BEGIN Input material

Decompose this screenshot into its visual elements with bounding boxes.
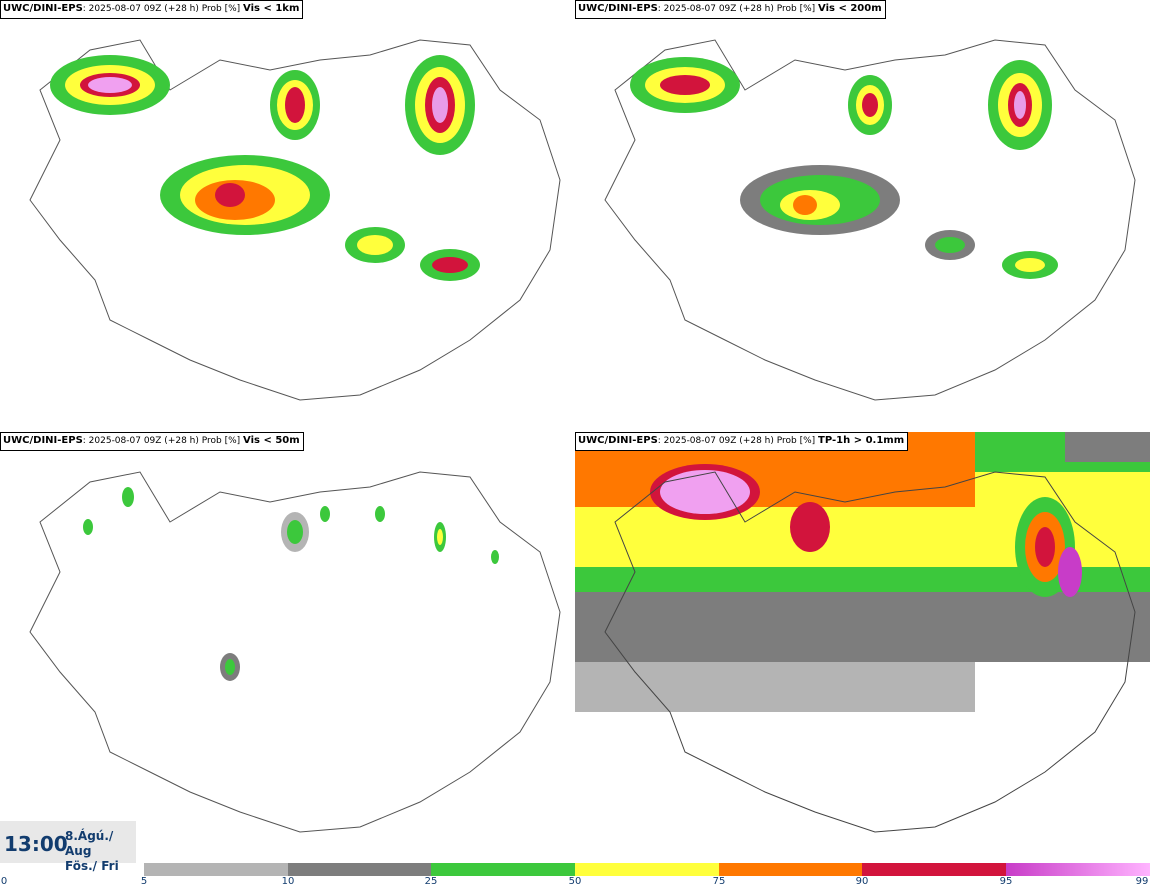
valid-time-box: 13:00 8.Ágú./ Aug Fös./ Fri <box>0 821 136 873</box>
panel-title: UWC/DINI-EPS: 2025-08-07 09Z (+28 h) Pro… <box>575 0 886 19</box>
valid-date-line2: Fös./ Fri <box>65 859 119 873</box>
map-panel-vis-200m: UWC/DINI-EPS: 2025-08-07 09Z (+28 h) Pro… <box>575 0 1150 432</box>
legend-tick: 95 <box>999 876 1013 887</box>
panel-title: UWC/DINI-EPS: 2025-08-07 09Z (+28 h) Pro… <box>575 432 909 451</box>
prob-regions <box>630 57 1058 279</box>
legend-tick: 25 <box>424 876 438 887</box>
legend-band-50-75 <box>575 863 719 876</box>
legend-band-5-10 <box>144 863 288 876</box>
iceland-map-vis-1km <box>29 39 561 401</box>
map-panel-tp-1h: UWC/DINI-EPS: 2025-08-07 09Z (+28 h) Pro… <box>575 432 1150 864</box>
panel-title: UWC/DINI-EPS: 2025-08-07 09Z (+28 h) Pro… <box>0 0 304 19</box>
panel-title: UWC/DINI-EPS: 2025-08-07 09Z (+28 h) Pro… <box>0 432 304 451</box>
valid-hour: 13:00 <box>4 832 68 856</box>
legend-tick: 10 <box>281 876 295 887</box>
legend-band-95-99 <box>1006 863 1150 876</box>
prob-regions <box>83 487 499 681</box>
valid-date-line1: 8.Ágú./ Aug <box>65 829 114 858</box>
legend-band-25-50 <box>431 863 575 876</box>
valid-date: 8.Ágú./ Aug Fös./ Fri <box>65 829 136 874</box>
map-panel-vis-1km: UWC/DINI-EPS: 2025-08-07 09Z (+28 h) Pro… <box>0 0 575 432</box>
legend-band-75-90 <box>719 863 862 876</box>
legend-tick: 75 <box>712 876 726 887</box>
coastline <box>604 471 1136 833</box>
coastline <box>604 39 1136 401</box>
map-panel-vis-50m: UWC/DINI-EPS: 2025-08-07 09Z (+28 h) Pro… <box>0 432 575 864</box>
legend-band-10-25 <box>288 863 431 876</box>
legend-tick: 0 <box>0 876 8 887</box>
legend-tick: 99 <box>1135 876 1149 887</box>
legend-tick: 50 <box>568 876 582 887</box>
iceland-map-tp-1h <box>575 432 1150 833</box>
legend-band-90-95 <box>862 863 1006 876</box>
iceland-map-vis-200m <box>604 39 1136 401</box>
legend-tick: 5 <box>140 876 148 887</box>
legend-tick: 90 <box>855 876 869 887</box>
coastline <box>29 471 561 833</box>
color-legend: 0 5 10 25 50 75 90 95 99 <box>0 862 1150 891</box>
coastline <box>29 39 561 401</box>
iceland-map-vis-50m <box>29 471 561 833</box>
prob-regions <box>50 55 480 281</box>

END Input material

● **Requirements**
Put each line of the items above into a numbered list, skipping any blank lines and leaving out the pictures.

● **Solution to this problem**
1. Decompose this screenshot into its visual elements with bounding boxes.
2. valid-time-box: 13:00 8.Ágú./ Aug Fös./ Fri <box>0 821 136 873</box>
3. panel-title: UWC/DINI-EPS: 2025-08-07 09Z (+28 h) Pro… <box>575 0 886 19</box>
4. valid-date-line2: Fös./ Fri <box>65 859 119 873</box>
5. map-panel-vis-200m: UWC/DINI-EPS: 2025-08-07 09Z (+28 h) Pro… <box>575 0 1150 432</box>
6. legend-tick: 95 <box>999 876 1013 887</box>
7. panel-title: UWC/DINI-EPS: 2025-08-07 09Z (+28 h) Pro… <box>575 432 909 451</box>
8. prob-regions <box>630 57 1058 279</box>
9. legend-tick: 25 <box>424 876 438 887</box>
10. legend-band-50-75 <box>575 863 719 876</box>
11. legend-band-5-10 <box>144 863 288 876</box>
12. iceland-map-vis-1km <box>29 39 561 401</box>
13. map-panel-tp-1h: UWC/DINI-EPS: 2025-08-07 09Z (+28 h) Pro… <box>575 432 1150 864</box>
14. panel-title: UWC/DINI-EPS: 2025-08-07 09Z (+28 h) Pro… <box>0 0 304 19</box>
15. panel-title: UWC/DINI-EPS: 2025-08-07 09Z (+28 h) Pro… <box>0 432 304 451</box>
16. valid-hour: 13:00 <box>4 832 68 856</box>
17. legend-tick: 10 <box>281 876 295 887</box>
18. legend-band-95-99 <box>1006 863 1150 876</box>
19. prob-regions <box>83 487 499 681</box>
20. valid-date-line1: 8.Ágú./ Aug <box>65 829 114 858</box>
21. legend-band-25-50 <box>431 863 575 876</box>
22. valid-date: 8.Ágú./ Aug Fös./ Fri <box>65 829 136 874</box>
23. map-panel-vis-1km: UWC/DINI-EPS: 2025-08-07 09Z (+28 h) Pro… <box>0 0 575 432</box>
24. legend-band-75-90 <box>719 863 862 876</box>
25. legend-tick: 75 <box>712 876 726 887</box>
26. coastline <box>604 471 1136 833</box>
27. coastline <box>604 39 1136 401</box>
28. map-panel-vis-50m: UWC/DINI-EPS: 2025-08-07 09Z (+28 h) Pro… <box>0 432 575 864</box>
29. legend-band-10-25 <box>288 863 431 876</box>
30. legend-tick: 0 <box>0 876 8 887</box>
31. legend-tick: 99 <box>1135 876 1149 887</box>
32. legend-tick: 50 <box>568 876 582 887</box>
33. iceland-map-tp-1h <box>575 432 1150 833</box>
34. legend-band-90-95 <box>862 863 1006 876</box>
35. iceland-map-vis-200m <box>604 39 1136 401</box>
36. legend-tick: 5 <box>140 876 148 887</box>
37. legend-tick: 90 <box>855 876 869 887</box>
38. coastline <box>29 471 561 833</box>
39. color-legend: 0 5 10 25 50 75 90 95 99 <box>0 862 1150 891</box>
40. coastline <box>29 39 561 401</box>
41. iceland-map-vis-50m <box>29 471 561 833</box>
42. prob-regions <box>50 55 480 281</box>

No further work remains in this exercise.